CHALLENGE =>
Repeat the listing in full, preserving every character.

MATERIAL FOR THE TASK =>
════════
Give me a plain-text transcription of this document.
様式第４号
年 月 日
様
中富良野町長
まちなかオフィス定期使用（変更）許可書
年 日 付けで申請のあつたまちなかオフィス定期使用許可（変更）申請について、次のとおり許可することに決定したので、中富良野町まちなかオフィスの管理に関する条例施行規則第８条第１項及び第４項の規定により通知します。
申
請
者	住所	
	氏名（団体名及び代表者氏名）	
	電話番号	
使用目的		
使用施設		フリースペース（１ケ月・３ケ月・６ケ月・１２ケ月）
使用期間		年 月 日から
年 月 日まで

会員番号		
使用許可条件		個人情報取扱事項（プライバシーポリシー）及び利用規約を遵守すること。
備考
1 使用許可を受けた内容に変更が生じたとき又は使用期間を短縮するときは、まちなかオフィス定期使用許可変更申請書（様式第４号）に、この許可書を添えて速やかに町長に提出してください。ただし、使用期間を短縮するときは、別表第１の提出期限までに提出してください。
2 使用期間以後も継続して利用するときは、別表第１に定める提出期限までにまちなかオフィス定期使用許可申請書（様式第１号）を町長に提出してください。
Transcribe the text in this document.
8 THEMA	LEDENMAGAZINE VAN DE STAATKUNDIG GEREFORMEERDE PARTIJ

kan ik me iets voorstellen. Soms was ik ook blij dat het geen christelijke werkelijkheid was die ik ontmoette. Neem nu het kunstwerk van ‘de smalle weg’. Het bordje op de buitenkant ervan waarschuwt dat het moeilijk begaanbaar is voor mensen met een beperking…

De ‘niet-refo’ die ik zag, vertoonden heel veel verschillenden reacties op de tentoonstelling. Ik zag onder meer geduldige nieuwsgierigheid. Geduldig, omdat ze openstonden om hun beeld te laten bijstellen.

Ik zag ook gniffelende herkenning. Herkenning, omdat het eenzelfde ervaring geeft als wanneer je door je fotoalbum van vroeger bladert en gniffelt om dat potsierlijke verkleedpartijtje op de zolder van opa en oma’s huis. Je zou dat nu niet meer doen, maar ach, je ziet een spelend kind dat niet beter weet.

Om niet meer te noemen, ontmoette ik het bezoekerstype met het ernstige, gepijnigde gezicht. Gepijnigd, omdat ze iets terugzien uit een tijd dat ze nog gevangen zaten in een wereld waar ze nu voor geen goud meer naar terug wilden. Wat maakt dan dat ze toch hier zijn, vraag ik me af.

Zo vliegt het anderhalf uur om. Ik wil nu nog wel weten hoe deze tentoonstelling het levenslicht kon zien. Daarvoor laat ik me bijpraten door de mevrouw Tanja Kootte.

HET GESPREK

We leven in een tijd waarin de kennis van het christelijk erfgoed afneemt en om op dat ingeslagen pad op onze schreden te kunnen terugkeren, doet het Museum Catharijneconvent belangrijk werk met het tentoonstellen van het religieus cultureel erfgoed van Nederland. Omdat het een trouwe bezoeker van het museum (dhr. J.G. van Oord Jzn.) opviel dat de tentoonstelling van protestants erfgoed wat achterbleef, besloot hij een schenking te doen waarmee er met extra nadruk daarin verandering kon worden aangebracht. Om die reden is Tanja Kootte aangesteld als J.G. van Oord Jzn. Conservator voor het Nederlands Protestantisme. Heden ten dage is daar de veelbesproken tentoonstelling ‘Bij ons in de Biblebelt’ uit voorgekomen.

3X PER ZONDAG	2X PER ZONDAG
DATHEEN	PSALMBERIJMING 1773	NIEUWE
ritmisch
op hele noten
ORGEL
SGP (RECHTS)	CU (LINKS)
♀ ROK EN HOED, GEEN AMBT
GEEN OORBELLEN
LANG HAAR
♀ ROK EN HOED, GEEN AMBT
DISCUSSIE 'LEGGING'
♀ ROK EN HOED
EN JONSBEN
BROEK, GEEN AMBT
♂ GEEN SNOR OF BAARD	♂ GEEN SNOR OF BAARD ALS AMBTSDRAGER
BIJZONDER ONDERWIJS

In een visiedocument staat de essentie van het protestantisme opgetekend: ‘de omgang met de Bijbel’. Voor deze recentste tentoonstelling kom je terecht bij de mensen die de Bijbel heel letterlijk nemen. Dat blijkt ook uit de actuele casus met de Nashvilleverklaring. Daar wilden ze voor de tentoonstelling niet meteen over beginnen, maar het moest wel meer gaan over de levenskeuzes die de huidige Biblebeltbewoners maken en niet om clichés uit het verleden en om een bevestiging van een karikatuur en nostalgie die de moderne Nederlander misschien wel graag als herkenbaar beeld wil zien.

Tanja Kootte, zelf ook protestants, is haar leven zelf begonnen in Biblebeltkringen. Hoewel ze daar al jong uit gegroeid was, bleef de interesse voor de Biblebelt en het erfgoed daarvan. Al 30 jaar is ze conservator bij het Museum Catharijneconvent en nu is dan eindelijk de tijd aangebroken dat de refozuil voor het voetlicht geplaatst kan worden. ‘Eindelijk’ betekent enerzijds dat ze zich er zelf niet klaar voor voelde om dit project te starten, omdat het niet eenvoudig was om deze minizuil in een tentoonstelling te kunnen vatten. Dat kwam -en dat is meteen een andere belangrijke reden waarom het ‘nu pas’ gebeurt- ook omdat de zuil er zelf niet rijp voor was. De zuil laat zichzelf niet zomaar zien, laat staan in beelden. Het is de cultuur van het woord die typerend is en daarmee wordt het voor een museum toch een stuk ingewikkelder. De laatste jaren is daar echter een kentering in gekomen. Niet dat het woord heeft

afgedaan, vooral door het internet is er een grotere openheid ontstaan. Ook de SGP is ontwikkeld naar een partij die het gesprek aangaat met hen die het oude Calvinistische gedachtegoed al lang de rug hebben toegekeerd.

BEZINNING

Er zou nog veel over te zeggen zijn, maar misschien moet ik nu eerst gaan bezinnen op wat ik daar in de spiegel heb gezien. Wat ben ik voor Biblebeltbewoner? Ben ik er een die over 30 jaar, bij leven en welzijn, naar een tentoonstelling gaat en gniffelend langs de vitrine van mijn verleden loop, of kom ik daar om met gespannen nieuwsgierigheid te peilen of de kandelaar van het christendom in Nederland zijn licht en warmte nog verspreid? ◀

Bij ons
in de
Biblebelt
════════
EXERCISE RESPONSE =>
Give me a plain-text transcription of this document.
様式第４号
年 月 日
様
中富良野町長
まちなかオフィス定期使用（変更）許可書
年 日 付けで申請のあつたまちなかオフィス定期使用許可（変更）申請について、次のとおり許可することに決定したので、中富良野町まちなかオフィスの管理に関する条例施行規則第８条第１項及び第４項の規定により通知します。
申
請
者	住所	
	氏名（団体名及び代表者氏名）	
	電話番号	
使用目的		
使用施設		フリースペース（１ケ月・３ケ月・６ケ月・１２ケ月）
使用期間		年 月 日から
年 月 日まで

会員番号		
使用許可条件		個人情報取扱事項（プライバシーポリシー）及び利用規約を遵守すること。
備考
1 使用許可を受けた内容に変更が生じたとき又は使用期間を短縮するときは、まちなかオフィス定期使用許可変更申請書（様式第４号）に、この許可書を添えて速やかに町長に提出してください。ただし、使用期間を短縮するときは、別表第１の提出期限までに提出してください。
2 使用期間以後も継続して利用するときは、別表第１に定める提出期限までにまちなかオフィス定期使用許可申請書（様式第１号）を町長に提出してください。
Transcribe the text in this document.
8 THEMA	LEDENMAGAZINE VAN DE STAATKUNDIG GEREFORMEERDE PARTIJ

kan ik me iets voorstellen. Soms was ik ook blij dat het geen christelijke werkelijkheid was die ik ontmoette. Neem nu het kunstwerk van ‘de smalle weg’. Het bordje op de buitenkant ervan waarschuwt dat het moeilijk begaanbaar is voor mensen met een beperking…

De ‘niet-refo’ die ik zag, vertoonden heel veel verschillenden reacties op de tentoonstelling. Ik zag onder meer geduldige nieuwsgierigheid. Geduldig, omdat ze openstonden om hun beeld te laten bijstellen.

Ik zag ook gniffelende herkenning. Herkenning, omdat het eenzelfde ervaring geeft als wanneer je door je fotoalbum van vroeger bladert en gniffelt om dat potsierlijke verkleedpartijtje op de zolder van opa en oma’s huis. Je zou dat nu niet meer doen, maar ach, je ziet een spelend kind dat niet beter weet.

Om niet meer te noemen, ontmoette ik het bezoekerstype met het ernstige, gepijnigde gezicht. Gepijnigd, omdat ze iets terugzien uit een tijd dat ze nog gevangen zaten in een wereld waar ze nu voor geen goud meer naar terug wilden. Wat maakt dan dat ze toch hier zijn, vraag ik me af.

Zo vliegt het anderhalf uur om. Ik wil nu nog wel weten hoe deze tentoonstelling het levenslicht kon zien. Daarvoor laat ik me bijpraten door de mevrouw Tanja Kootte.

HET GESPREK

We leven in een tijd waarin de kennis van het christelijk erfgoed afneemt en om op dat ingeslagen pad op onze schreden te kunnen terugkeren, doet het Museum Catharijneconvent belangrijk werk met het tentoonstellen van het religieus cultureel erfgoed van Nederland. Omdat het een trouwe bezoeker van het museum (dhr. J.G. van Oord Jzn.) opviel dat de tentoonstelling van protestants erfgoed wat achterbleef, besloot hij een schenking te doen waarmee er met extra nadruk daarin verandering kon worden aangebracht. Om die reden is Tanja Kootte aangesteld als J.G. van Oord Jzn. Conservator voor het Nederlands Protestantisme. Heden ten dage is daar de veelbesproken tentoonstelling ‘Bij ons in de Biblebelt’ uit voorgekomen.

3X PER ZONDAG	2X PER ZONDAG
DATHEEN	PSALMBERIJMING 1773	NIEUWE
ritmisch
op hele noten
ORGEL
SGP (RECHTS)	CU (LINKS)
♀ ROK EN HOED, GEEN AMBT
GEEN OORBELLEN
LANG HAAR
♀ ROK EN HOED, GEEN AMBT
DISCUSSIE 'LEGGING'
♀ ROK EN HOED
EN JONSBEN
BROEK, GEEN AMBT
♂ GEEN SNOR OF BAARD	♂ GEEN SNOR OF BAARD ALS AMBTSDRAGER
BIJZONDER ONDERWIJS

In een visiedocument staat de essentie van het protestantisme opgetekend: ‘de omgang met de Bijbel’. Voor deze recentste tentoonstelling kom je terecht bij de mensen die de Bijbel heel letterlijk nemen. Dat blijkt ook uit de actuele casus met de Nashvilleverklaring. Daar wilden ze voor de tentoonstelling niet meteen over beginnen, maar het moest wel meer gaan over de levenskeuzes die de huidige Biblebeltbewoners maken en niet om clichés uit het verleden en om een bevestiging van een karikatuur en nostalgie die de moderne Nederlander misschien wel graag als herkenbaar beeld wil zien.

Tanja Kootte, zelf ook protestants, is haar leven zelf begonnen in Biblebeltkringen. Hoewel ze daar al jong uit gegroeid was, bleef de interesse voor de Biblebelt en het erfgoed daarvan. Al 30 jaar is ze conservator bij het Museum Catharijneconvent en nu is dan eindelijk de tijd aangebroken dat de refozuil voor het voetlicht geplaatst kan worden. ‘Eindelijk’ betekent enerzijds dat ze zich er zelf niet klaar voor voelde om dit project te starten, omdat het niet eenvoudig was om deze minizuil in een tentoonstelling te kunnen vatten. Dat kwam -en dat is meteen een andere belangrijke reden waarom het ‘nu pas’ gebeurt- ook omdat de zuil er zelf niet rijp voor was. De zuil laat zichzelf niet zomaar zien, laat staan in beelden. Het is de cultuur van het woord die typerend is en daarmee wordt het voor een museum toch een stuk ingewikkelder. De laatste jaren is daar echter een kentering in gekomen. Niet dat het woord heeft

afgedaan, vooral door het internet is er een grotere openheid ontstaan. Ook de SGP is ontwikkeld naar een partij die het gesprek aangaat met hen die het oude Calvinistische gedachtegoed al lang de rug hebben toegekeerd.

BEZINNING

Er zou nog veel over te zeggen zijn, maar misschien moet ik nu eerst gaan bezinnen op wat ik daar in de spiegel heb gezien. Wat ben ik voor Biblebeltbewoner? Ben ik er een die over 30 jaar, bij leven en welzijn, naar een tentoonstelling gaat en gniffelend langs de vitrine van mijn verleden loop, of kom ik daar om met gespannen nieuwsgierigheid te peilen of de kandelaar van het christendom in Nederland zijn licht en warmte nog verspreid? ◀

Bij ons
in de
Biblebelt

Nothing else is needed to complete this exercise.